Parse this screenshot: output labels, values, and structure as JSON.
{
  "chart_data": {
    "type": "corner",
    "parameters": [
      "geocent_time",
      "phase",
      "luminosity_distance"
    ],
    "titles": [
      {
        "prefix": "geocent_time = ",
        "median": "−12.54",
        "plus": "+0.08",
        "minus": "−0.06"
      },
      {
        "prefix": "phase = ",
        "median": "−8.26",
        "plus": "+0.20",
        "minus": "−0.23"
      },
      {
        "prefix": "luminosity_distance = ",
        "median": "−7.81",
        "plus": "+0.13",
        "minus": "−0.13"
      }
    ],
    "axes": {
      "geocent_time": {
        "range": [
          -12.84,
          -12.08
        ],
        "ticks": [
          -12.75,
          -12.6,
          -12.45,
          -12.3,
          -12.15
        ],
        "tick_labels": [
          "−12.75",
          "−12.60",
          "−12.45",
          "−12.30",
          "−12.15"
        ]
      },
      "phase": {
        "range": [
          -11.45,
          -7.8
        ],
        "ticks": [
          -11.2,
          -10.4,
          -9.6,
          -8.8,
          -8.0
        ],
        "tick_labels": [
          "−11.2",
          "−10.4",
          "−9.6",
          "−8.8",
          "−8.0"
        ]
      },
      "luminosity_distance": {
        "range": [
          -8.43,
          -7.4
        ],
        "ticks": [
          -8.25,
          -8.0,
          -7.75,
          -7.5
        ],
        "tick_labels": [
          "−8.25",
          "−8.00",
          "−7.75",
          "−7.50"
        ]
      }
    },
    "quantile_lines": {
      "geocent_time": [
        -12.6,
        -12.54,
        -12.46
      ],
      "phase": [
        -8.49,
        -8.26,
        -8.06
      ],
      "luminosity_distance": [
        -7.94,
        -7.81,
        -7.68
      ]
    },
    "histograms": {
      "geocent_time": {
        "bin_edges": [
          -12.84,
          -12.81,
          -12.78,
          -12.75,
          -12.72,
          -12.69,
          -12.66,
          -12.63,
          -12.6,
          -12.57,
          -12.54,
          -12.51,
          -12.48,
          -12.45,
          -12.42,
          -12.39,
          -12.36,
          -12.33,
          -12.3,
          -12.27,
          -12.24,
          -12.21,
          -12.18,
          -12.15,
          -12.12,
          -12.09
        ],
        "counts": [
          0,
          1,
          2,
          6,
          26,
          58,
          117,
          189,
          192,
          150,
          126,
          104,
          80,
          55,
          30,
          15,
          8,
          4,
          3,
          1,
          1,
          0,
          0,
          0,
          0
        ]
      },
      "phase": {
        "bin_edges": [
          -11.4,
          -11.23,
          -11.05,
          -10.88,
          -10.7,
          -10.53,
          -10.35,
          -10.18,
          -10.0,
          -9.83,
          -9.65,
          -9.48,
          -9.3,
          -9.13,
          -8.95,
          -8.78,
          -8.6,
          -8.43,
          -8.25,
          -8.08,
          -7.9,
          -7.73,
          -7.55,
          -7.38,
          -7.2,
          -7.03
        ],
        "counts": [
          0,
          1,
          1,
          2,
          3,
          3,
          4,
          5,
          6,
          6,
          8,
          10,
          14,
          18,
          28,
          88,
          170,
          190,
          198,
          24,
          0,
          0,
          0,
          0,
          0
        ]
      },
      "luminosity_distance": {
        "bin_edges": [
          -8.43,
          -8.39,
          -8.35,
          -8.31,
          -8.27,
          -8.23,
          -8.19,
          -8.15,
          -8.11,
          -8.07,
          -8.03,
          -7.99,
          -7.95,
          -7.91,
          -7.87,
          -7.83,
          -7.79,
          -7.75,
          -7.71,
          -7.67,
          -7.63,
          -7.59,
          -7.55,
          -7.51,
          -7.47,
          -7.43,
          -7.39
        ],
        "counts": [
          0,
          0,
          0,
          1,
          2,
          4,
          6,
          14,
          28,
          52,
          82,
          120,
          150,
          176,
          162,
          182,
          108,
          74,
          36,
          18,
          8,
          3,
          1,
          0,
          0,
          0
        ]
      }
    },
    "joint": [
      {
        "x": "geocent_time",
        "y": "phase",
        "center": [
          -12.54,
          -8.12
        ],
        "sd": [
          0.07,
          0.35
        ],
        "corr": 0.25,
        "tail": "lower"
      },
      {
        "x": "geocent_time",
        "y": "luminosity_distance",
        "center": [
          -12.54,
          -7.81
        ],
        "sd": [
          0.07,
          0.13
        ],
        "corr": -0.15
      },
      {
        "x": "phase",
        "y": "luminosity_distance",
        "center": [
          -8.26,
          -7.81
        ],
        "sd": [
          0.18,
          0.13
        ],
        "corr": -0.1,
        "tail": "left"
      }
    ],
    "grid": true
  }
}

──────

§ **Task to carry out**: Without leaving anything out, give the entries again exactly.

§ **Task solution**:
Parse this screenshot: output labels, values, and structure as JSON.
{
  "chart_data": {
    "type": "corner",
    "parameters": [
      "geocent_time",
      "phase",
      "luminosity_distance"
    ],
    "titles": [
      {
        "prefix": "geocent_time = ",
        "median": "−12.54",
        "plus": "+0.08",
        "minus": "−0.06"
      },
      {
        "prefix": "phase = ",
        "median": "−8.26",
        "plus": "+0.20",
        "minus": "−0.23"
      },
      {
        "prefix": "luminosity_distance = ",
        "median": "−7.81",
        "plus": "+0.13",
        "minus": "−0.13"
      }
    ],
    "axes": {
      "geocent_time": {
        "range": [
          -12.84,
          -12.08
        ],
        "ticks": [
          -12.75,
          -12.6,
          -12.45,
          -12.3,
          -12.15
        ],
        "tick_labels": [
          "−12.75",
          "−12.60",
          "−12.45",
          "−12.30",
          "−12.15"
        ]
      },
      "phase": {
        "range": [
          -11.45,
          -7.8
        ],
        "ticks": [
          -11.2,
          -10.4,
          -9.6,
          -8.8,
          -8.0
        ],
        "tick_labels": [
          "−11.2",
          "−10.4",
          "−9.6",
          "−8.8",
          "−8.0"
        ]
      },
      "luminosity_distance": {
        "range": [
          -8.43,
          -7.4
        ],
        "ticks": [
          -8.25,
          -8.0,
          -7.75,
          -7.5
        ],
        "tick_labels": [
          "−8.25",
          "−8.00",
          "−7.75",
          "−7.50"
        ]
      }
    },
    "quantile_lines": {
      "geocent_time": [
        -12.6,
        -12.54,
        -12.46
      ],
      "phase": [
        -8.49,
        -8.26,
        -8.06
      ],
      "luminosity_distance": [
        -7.94,
        -7.81,
        -7.68
      ]
    },
    "histograms": {
      "geocent_time": {
        "bin_edges": [
          -12.84,
          -12.81,
          -12.78,
          -12.75,
          -12.72,
          -12.69,
          -12.66,
          -12.63,
          -12.6,
          -12.57,
          -12.54,
          -12.51,
          -12.48,
          -12.45,
          -12.42,
          -12.39,
          -12.36,
          -12.33,
          -12.3,
          -12.27,
          -12.24,
          -12.21,
          -12.18,
          -12.15,
          -12.12,
          -12.09
        ],
        "counts": [
          0,
          1,
          2,
          6,
          26,
          58,
          117,
          189,
          192,
          150,
          126,
          104,
          80,
          55,
          30,
          15,
          8,
          4,
          3,
          1,
          1,
          0,
          0,
          0,
          0
        ]
      },
      "phase": {
        "bin_edges": [
          -11.4,
          -11.23,
          -11.05,
          -10.88,
          -10.7,
          -10.53,
          -10.35,
          -10.18,
          -10.0,
          -9.83,
          -9.65,
          -9.48,
          -9.3,
          -9.13,
          -8.95,
          -8.78,
          -8.6,
          -8.43,
          -8.25,
          -8.08,
          -7.9,
          -7.73,
          -7.55,
          -7.38,
          -7.2,
          -7.03
        ],
        "counts": [
          0,
          1,
          1,
          2,
          3,
          3,
          4,
          5,
          6,
          6,
          8,
          10,
          14,
          18,
          28,
          88,
          170,
          190,
          198,
          24,
          0,
          0,
          0,
          0,
          0
        ]
      },
      "luminosity_distance": {
        "bin_edges": [
          -8.43,
          -8.39,
          -8.35,
          -8.31,
          -8.27,
          -8.23,
          -8.19,
          -8.15,
          -8.11,
          -8.07,
          -8.03,
          -7.99,
          -7.95,
          -7.91,
          -7.87,
          -7.83,
          -7.79,
          -7.75,
          -7.71,
          -7.67,
          -7.63,
          -7.59,
          -7.55,
          -7.51,
          -7.47,
          -7.43,
          -7.39
        ],
        "counts": [
          0,
          0,
          0,
          1,
          2,
          4,
          6,
          14,
          28,
          52,
          82,
          120,
          150,
          176,
          162,
          182,
          108,
          74,
          36,
          18,
          8,
          3,
          1,
          0,
          0,
          0
        ]
      }
    },
    "joint": [
      {
        "x": "geocent_time",
        "y": "phase",
        "center": [
          -12.54,
          -8.12
        ],
        "sd": [
          0.07,
          0.35
        ],
        "corr": 0.25,
        "tail": "lower"
      },
      {
        "x": "geocent_time",
        "y": "luminosity_distance",
        "center": [
          -12.54,
          -7.81
        ],
        "sd": [
          0.07,
          0.13
        ],
        "corr": -0.15
      },
      {
        "x": "phase",
        "y": "luminosity_distance",
        "center": [
          -8.26,
          -7.81
        ],
        "sd": [
          0.18,
          0.13
        ],
        "corr": -0.1,
        "tail": "left"
      }
    ],
    "grid": true
  }
}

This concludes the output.